**TASK DETAILS**. Every line of the data that contains the string "Nigerian" must be copied.

**Data excerpts**.
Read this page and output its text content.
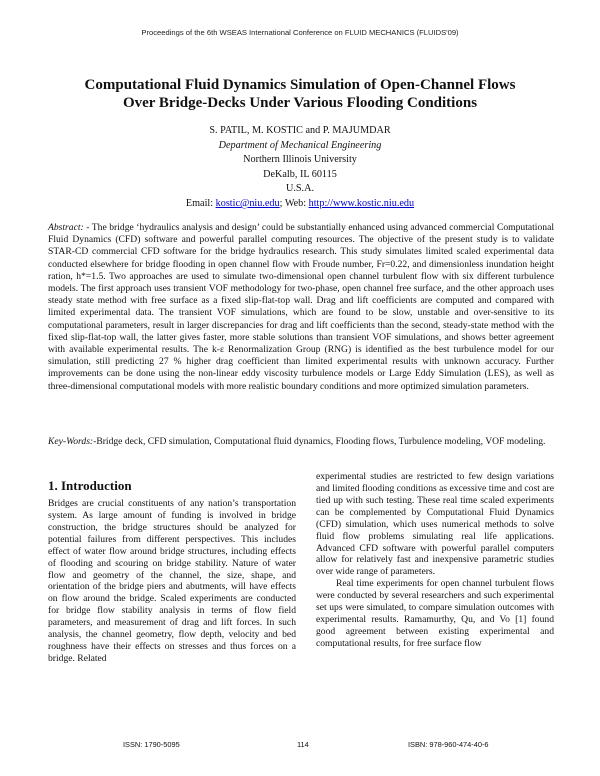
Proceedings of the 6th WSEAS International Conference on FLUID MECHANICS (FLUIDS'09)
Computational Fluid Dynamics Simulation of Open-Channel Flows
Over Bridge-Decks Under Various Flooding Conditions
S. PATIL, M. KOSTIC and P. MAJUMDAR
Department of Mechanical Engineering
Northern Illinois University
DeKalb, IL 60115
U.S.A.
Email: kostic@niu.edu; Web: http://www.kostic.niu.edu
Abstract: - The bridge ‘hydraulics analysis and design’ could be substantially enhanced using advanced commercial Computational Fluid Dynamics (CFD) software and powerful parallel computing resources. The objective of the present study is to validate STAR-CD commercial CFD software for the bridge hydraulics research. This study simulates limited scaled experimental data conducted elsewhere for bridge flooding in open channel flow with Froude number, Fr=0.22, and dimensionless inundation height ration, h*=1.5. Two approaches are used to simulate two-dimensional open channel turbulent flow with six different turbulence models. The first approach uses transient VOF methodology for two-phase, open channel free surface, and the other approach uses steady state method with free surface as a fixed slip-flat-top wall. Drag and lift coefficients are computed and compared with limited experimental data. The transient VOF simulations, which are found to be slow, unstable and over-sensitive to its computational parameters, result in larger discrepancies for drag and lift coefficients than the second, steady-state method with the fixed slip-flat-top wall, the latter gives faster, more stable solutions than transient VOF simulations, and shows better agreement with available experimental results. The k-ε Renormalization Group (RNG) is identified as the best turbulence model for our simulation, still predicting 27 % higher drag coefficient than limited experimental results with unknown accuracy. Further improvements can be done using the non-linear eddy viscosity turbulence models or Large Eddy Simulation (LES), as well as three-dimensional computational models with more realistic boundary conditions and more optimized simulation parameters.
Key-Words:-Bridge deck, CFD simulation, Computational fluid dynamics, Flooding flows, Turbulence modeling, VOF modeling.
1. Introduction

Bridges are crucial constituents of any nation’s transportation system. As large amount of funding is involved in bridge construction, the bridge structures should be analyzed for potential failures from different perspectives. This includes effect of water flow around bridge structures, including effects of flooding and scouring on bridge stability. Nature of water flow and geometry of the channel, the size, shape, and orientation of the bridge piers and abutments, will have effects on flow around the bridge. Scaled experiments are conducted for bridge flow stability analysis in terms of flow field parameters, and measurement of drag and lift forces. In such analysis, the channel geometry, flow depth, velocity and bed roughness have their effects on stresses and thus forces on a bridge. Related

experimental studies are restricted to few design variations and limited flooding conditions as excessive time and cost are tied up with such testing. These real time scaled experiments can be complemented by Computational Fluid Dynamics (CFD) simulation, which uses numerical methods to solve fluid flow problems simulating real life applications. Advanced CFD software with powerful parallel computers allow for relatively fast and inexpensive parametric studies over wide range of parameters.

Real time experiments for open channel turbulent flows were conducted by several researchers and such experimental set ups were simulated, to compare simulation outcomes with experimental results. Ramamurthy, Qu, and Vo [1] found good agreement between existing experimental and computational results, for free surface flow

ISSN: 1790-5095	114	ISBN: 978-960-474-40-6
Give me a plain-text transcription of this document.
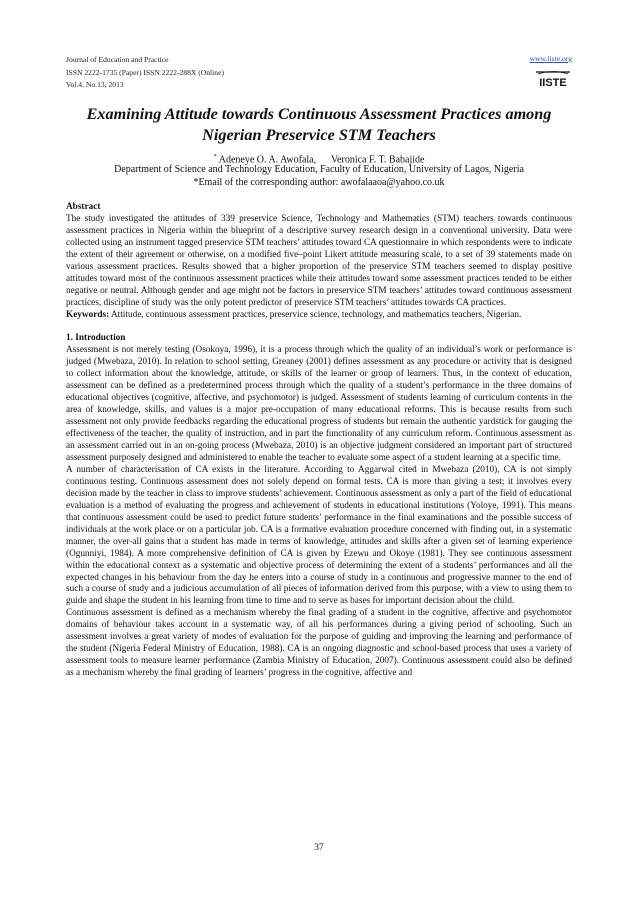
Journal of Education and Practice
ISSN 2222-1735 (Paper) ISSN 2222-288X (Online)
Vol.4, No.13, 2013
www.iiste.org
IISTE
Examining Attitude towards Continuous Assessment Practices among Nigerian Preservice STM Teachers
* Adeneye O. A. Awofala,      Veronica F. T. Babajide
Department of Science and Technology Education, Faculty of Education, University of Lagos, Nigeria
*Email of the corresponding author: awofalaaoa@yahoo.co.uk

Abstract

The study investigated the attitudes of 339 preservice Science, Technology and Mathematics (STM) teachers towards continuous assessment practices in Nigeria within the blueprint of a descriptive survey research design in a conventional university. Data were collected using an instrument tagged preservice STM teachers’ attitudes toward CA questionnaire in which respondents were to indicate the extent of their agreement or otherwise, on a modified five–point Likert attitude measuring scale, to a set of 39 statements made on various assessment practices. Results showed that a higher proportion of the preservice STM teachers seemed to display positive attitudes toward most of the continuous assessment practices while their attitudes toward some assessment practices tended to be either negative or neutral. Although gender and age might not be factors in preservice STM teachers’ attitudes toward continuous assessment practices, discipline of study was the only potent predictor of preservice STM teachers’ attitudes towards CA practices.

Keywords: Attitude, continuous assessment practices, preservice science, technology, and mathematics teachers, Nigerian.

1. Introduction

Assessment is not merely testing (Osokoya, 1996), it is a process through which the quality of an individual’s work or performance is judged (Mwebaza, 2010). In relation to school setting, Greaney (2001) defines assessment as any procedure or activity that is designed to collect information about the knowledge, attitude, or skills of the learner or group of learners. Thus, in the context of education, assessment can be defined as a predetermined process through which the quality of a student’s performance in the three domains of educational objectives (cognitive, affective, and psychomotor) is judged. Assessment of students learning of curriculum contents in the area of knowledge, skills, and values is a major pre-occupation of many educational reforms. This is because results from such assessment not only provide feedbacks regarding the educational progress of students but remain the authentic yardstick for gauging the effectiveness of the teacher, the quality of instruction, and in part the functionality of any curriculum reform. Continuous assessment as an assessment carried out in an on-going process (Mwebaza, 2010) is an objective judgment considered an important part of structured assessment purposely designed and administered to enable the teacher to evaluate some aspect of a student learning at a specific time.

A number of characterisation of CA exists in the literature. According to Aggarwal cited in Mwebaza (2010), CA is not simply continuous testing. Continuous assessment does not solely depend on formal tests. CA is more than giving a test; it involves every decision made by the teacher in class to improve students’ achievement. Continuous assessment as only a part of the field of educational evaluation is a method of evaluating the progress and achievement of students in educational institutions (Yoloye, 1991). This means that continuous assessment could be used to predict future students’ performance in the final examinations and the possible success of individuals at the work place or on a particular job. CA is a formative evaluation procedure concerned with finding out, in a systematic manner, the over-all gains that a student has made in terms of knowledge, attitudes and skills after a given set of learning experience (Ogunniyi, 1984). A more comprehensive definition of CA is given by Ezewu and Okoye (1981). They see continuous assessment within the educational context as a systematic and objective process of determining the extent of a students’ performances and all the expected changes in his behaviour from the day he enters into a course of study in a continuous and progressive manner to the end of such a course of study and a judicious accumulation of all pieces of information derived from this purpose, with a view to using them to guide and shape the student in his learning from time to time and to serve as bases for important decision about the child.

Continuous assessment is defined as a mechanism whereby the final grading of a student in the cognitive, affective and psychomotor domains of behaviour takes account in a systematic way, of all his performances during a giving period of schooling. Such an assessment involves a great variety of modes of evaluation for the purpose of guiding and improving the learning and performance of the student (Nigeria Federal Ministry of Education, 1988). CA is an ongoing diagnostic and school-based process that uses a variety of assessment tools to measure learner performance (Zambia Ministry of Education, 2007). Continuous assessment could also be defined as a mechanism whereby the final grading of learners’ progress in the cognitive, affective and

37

---

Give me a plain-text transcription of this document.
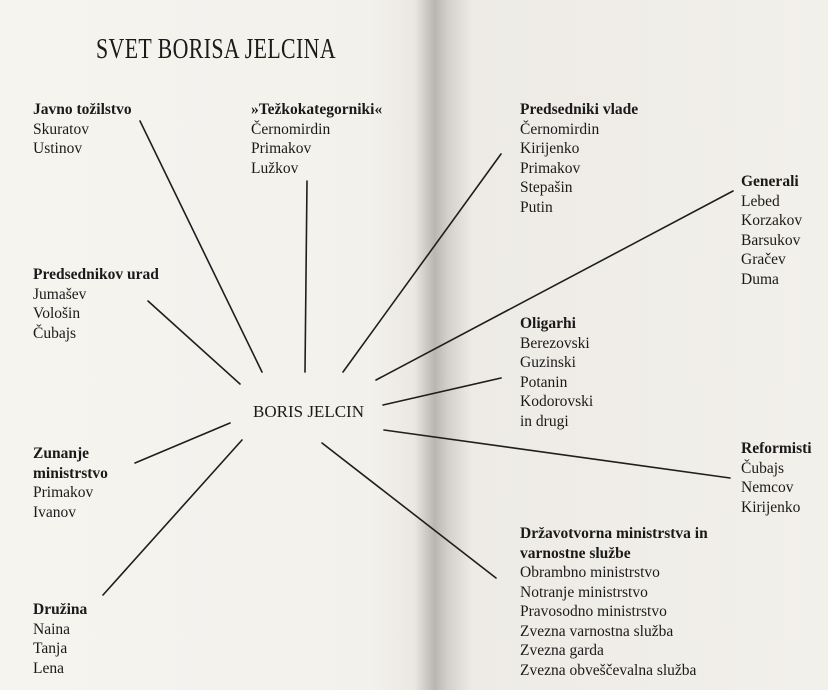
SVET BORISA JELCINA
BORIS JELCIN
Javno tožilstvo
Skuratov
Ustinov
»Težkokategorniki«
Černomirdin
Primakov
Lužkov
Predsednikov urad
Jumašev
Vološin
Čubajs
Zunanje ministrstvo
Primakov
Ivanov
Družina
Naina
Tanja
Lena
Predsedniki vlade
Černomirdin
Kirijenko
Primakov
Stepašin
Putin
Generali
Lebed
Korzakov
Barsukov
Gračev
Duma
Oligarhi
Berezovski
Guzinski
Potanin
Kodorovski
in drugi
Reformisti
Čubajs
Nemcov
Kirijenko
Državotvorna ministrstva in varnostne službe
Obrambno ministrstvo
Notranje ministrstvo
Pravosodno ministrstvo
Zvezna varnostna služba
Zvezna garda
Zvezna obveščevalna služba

* * *

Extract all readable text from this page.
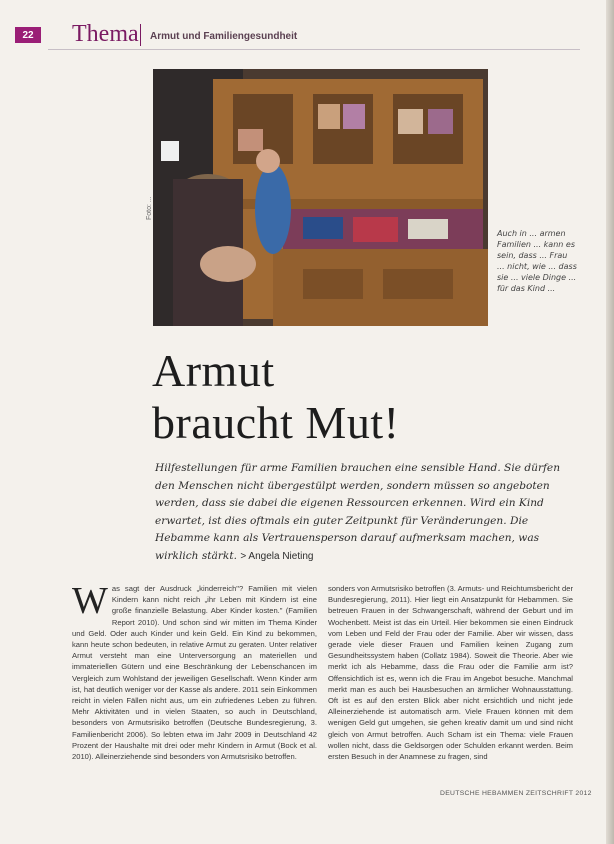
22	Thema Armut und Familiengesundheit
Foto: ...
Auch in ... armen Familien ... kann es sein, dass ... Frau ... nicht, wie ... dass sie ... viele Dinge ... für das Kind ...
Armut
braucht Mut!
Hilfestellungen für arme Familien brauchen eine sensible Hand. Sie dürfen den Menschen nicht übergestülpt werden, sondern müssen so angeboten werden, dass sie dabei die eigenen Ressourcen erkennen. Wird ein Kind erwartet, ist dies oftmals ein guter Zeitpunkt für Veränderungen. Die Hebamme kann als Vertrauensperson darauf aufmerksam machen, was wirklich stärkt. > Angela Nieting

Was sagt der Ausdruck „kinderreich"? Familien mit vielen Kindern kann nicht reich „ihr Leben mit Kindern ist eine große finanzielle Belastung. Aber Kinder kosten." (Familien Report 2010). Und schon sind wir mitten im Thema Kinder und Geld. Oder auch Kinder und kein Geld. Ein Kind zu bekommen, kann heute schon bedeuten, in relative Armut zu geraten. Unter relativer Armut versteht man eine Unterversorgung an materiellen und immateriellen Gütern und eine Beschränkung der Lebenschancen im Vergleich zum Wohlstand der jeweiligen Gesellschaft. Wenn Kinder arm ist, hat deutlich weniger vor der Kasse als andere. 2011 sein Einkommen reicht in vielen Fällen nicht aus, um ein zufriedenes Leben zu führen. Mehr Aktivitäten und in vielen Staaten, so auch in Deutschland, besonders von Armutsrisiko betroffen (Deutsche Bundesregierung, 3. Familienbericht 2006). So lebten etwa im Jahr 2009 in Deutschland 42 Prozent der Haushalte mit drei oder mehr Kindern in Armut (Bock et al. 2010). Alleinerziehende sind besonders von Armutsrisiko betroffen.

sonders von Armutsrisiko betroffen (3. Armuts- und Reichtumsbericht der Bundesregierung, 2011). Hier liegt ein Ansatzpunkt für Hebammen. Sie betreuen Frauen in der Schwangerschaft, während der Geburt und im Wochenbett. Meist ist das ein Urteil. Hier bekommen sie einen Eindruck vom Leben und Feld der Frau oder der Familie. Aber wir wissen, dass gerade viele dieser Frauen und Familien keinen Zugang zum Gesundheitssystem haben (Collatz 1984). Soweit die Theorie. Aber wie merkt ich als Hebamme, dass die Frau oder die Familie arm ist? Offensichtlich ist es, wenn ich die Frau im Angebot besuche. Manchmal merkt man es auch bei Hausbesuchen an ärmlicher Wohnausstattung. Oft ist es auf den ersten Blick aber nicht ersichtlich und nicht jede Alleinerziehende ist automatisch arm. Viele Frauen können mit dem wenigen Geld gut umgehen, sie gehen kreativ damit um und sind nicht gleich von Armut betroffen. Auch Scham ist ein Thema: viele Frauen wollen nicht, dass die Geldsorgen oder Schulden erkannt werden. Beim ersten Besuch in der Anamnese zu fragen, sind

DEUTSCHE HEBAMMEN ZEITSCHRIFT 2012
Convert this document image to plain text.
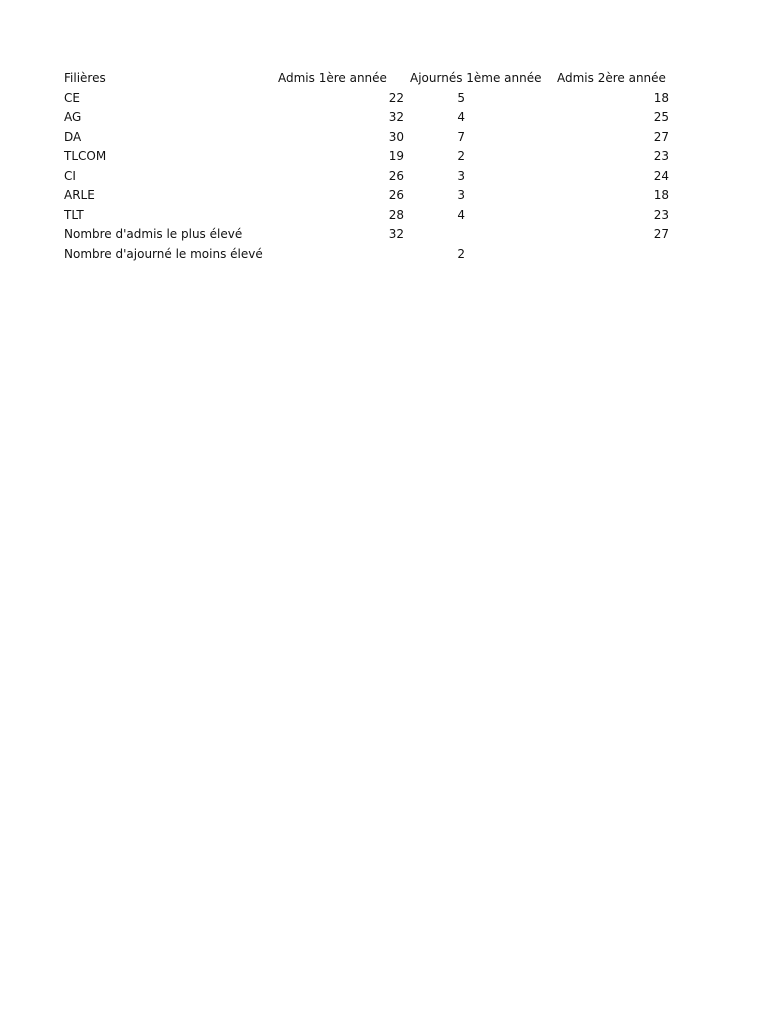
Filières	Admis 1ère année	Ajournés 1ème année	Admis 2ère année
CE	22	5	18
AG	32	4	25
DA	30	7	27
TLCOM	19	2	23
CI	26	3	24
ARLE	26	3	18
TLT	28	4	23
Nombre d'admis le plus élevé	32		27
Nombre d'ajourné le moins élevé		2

**WRITTEN SOLUTION**.
Examining Attitude towards Continuous Assessment Practices among Nigerian Preservice STM Teachers
Keywords: Attitude, continuous assessment practices, preservice science, technology, and mathematics teachers, Nigerian.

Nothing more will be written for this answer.